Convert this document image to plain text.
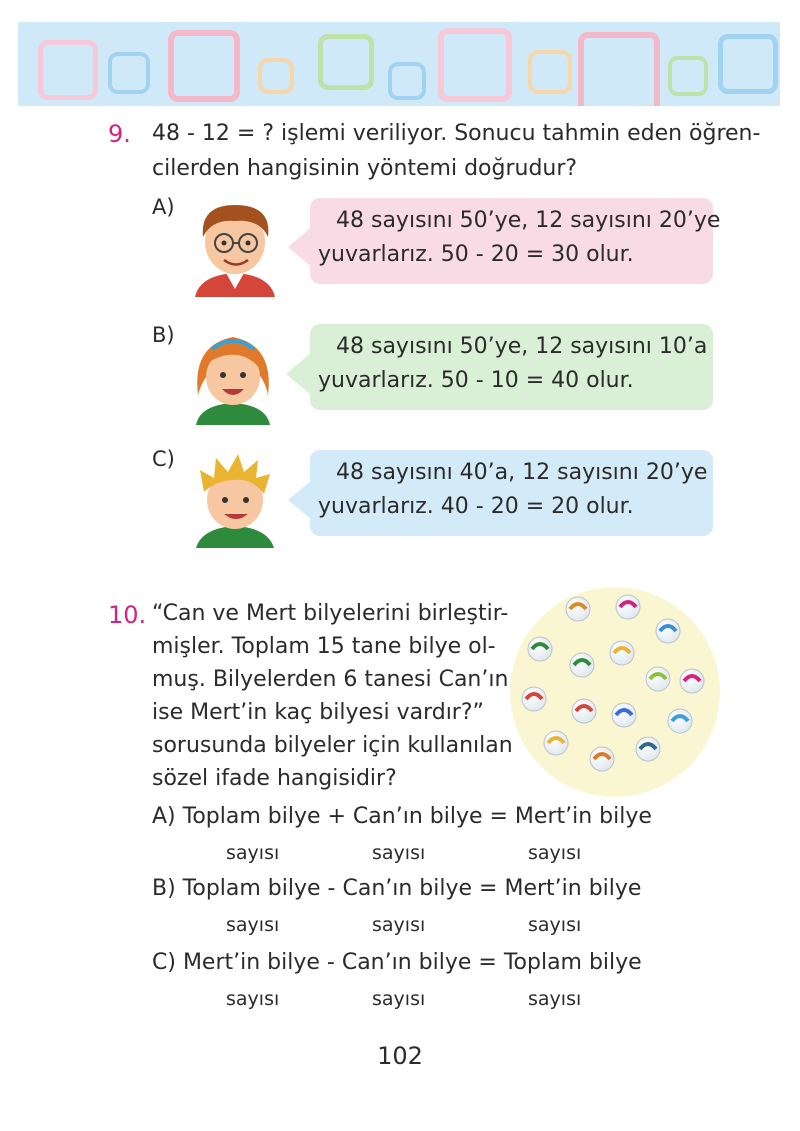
9. 48 - 12 = ? işlemi veriliyor. Sonucu tahmin eden öğren-
cilerden hangisinin yöntemi doğrudur?
A)
48 sayısını 50’ye, 12 sayısını 20’ye
yuvarlarız. 50 - 20 = 30 olur.
B)	48 sayısını 50’ye, 12 sayısını 10’a
yuvarlarız. 50 - 10 = 40 olur.
C)
48 sayısını 40’a, 12 sayısını 20’ye
yuvarlarız. 40 - 20 = 20 olur.
10. “Can ve Mert bilyelerini birleştir-
mişler. Toplam 15 tane bilye ol-
muş. Bilyelerden 6 tanesi Can’ın
ise Mert’in kaç bilyesi vardır?”
sorusunda bilyeler için kullanılan
sözel ifade hangisidir?
A) Toplam bilye + Can’ın bilye = Mert’in bilye
sayısı	sayısı	sayısı
B) Toplam bilye - Can’ın bilye = Mert’in bilye
sayısı	sayısı	sayısı
C) Mert’in bilye - Can’ın bilye = Toplam bilye
sayısı	sayısı	sayısı
102
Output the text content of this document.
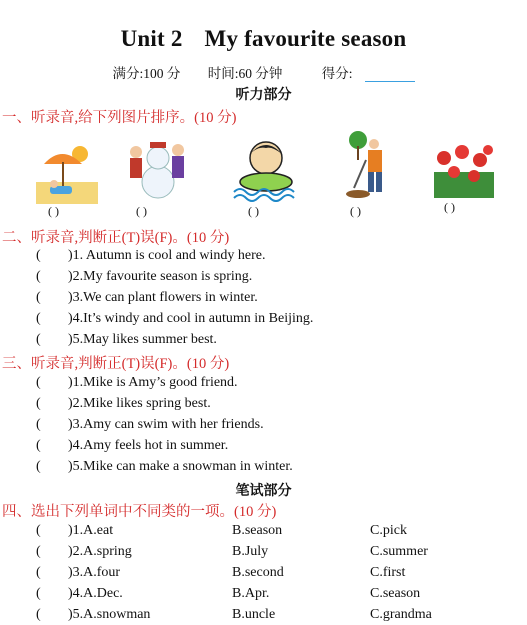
Unit 2 My favourite season
满分:100 分 时间:60 分钟	得分:
听力部分
一、听录音,给下列图片排序。(10 分)
( )	( )	( )	( )	( )
二、听录音,判断正(T)误(F)。(10 分)
( )1. Autumn is cool and windy here.
( )2.My favourite season is spring.
( )3.We can plant flowers in winter.
( )4.It’s windy and cool in autumn in Beijing.
( )5.May likes summer best.
三、听录音,判断正(T)误(F)。(10 分)
( )1.Mike is Amy’s good friend.
( )2.Mike likes spring best.
( )3.Amy can swim with her friends.
( )4.Amy feels hot in summer.
( )5.Mike can make a snowman in winter.
笔试部分
四、选出下列单词中不同类的一项。(10 分)
( )1.A.eat	B.season	C.pick
( )2.A.spring	B.July	C.summer
( )3.A.four	B.second	C.first
( )4.A.Dec.	B.Apr.	C.season
( )5.A.snowman	B.uncle	C.grandma
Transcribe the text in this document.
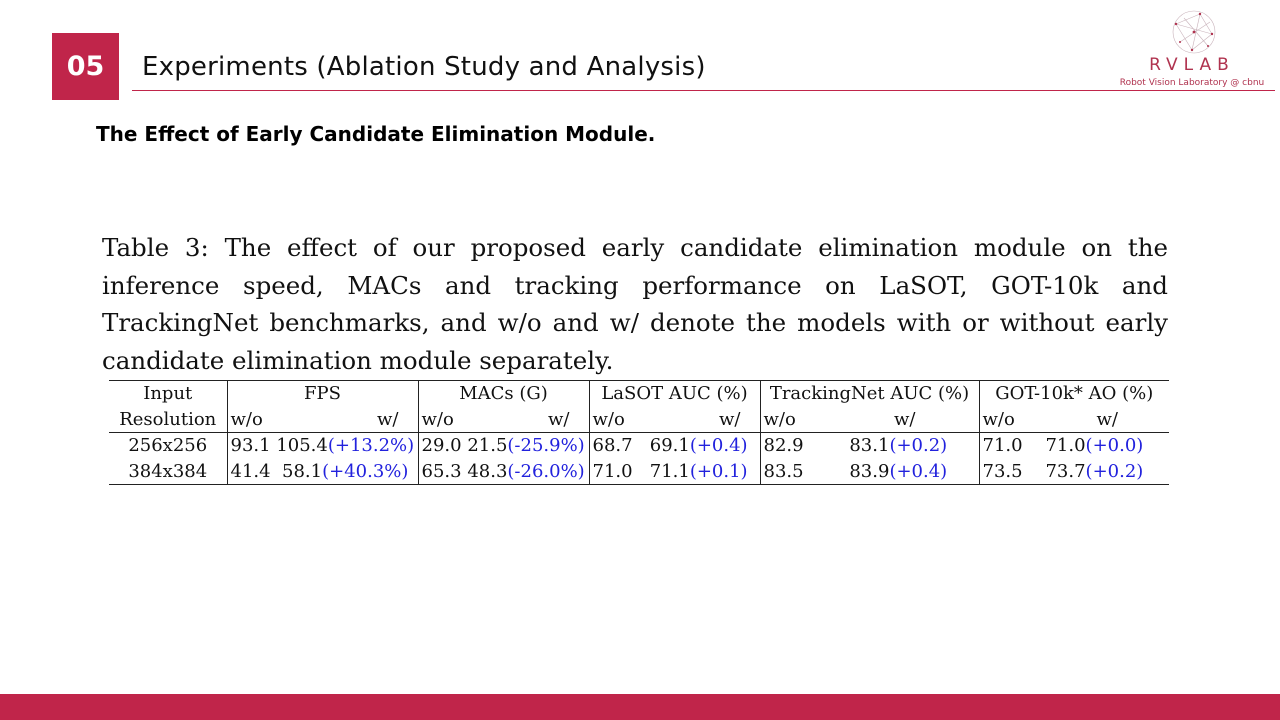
05	Experiments (Ablation Study and Analysis)	RVLAB
Robot Vision Laboratory @ cbnu
The Effect of Early Candidate Elimination Module.
Table 3: The effect of our proposed early candidate elimination module on the inference speed, MACs and tracking performance on LaSOT, GOT-10k and TrackingNet benchmarks, and w/o and w/ denote the models with or without early candidate elimination module separately.
Input	FPS	MACs (G)	LaSOT AUC (%)	TrackingNet AUC (%)	GOT-10k* AO (%)
Resolution	w/o w/	w/o w/	w/o w/	w/o w/	w/o w/

256x256	93.1 105.4(+13.2%)	29.0 21.5(-25.9%)	68.7 69.1(+0.4)	82.9 83.1(+0.2)	71.0 71.0(+0.0)
384x384	41.4 58.1(+40.3%)	65.3 48.3(-26.0%)	71.0 71.1(+0.1)	83.5 83.9(+0.4)	73.5 73.7(+0.2)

------------------------------------

DIRECTIVE:
Print every record above exactly as written, leaving out the pictures.

PROBLEM SOLUTION:
Convert this document image to plain text.
9. 48 - 12 = ? işlemi veriliyor. Sonucu tahmin eden öğren-
cilerden hangisinin yöntemi doğrudur?
A)
48 sayısını 50’ye, 12 sayısını 20’ye
yuvarlarız. 50 - 20 = 30 olur.
B)	48 sayısını 50’ye, 12 sayısını 10’a
yuvarlarız. 50 - 10 = 40 olur.
C)
48 sayısını 40’a, 12 sayısını 20’ye
yuvarlarız. 40 - 20 = 20 olur.
10. “Can ve Mert bilyelerini birleştir-
mişler. Toplam 15 tane bilye ol-
muş. Bilyelerden 6 tanesi Can’ın
ise Mert’in kaç bilyesi vardır?”
sorusunda bilyeler için kullanılan
sözel ifade hangisidir?
A) Toplam bilye + Can’ın bilye = Mert’in bilye
sayısı	sayısı	sayısı
B) Toplam bilye - Can’ın bilye = Mert’in bilye
sayısı	sayısı	sayısı
C) Mert’in bilye - Can’ın bilye = Toplam bilye
sayısı	sayısı	sayısı
102
Output the text content of this document.
Unit 2 My favourite season
满分:100 分 时间:60 分钟	得分:
听力部分
一、听录音,给下列图片排序。(10 分)
( )	( )	( )	( )	( )
二、听录音,判断正(T)误(F)。(10 分)
( )1. Autumn is cool and windy here.
( )2.My favourite season is spring.
( )3.We can plant flowers in winter.
( )4.It’s windy and cool in autumn in Beijing.
( )5.May likes summer best.
三、听录音,判断正(T)误(F)。(10 分)
( )1.Mike is Amy’s good friend.
( )2.Mike likes spring best.
( )3.Amy can swim with her friends.
( )4.Amy feels hot in summer.
( )5.Mike can make a snowman in winter.
笔试部分
四、选出下列单词中不同类的一项。(10 分)
( )1.A.eat	B.season	C.pick
( )2.A.spring	B.July	C.summer
( )3.A.four	B.second	C.first
( )4.A.Dec.	B.Apr.	C.season
( )5.A.snowman	B.uncle	C.grandma
Transcribe the text in this document.
05	Experiments (Ablation Study and Analysis)	RVLAB
Robot Vision Laboratory @ cbnu
The Effect of Early Candidate Elimination Module.
Table 3: The effect of our proposed early candidate elimination module on the inference speed, MACs and tracking performance on LaSOT, GOT-10k and TrackingNet benchmarks, and w/o and w/ denote the models with or without early candidate elimination module separately.
Input	FPS	MACs (G)	LaSOT AUC (%)	TrackingNet AUC (%)	GOT-10k* AO (%)
Resolution	w/o w/	w/o w/	w/o w/	w/o w/	w/o w/

256x256	93.1 105.4(+13.2%)	29.0 21.5(-25.9%)	68.7 69.1(+0.4)	82.9 83.1(+0.2)	71.0 71.0(+0.0)
384x384	41.4 58.1(+40.3%)	65.3 48.3(-26.0%)	71.0 71.1(+0.1)	83.5 83.9(+0.4)	73.5 73.7(+0.2)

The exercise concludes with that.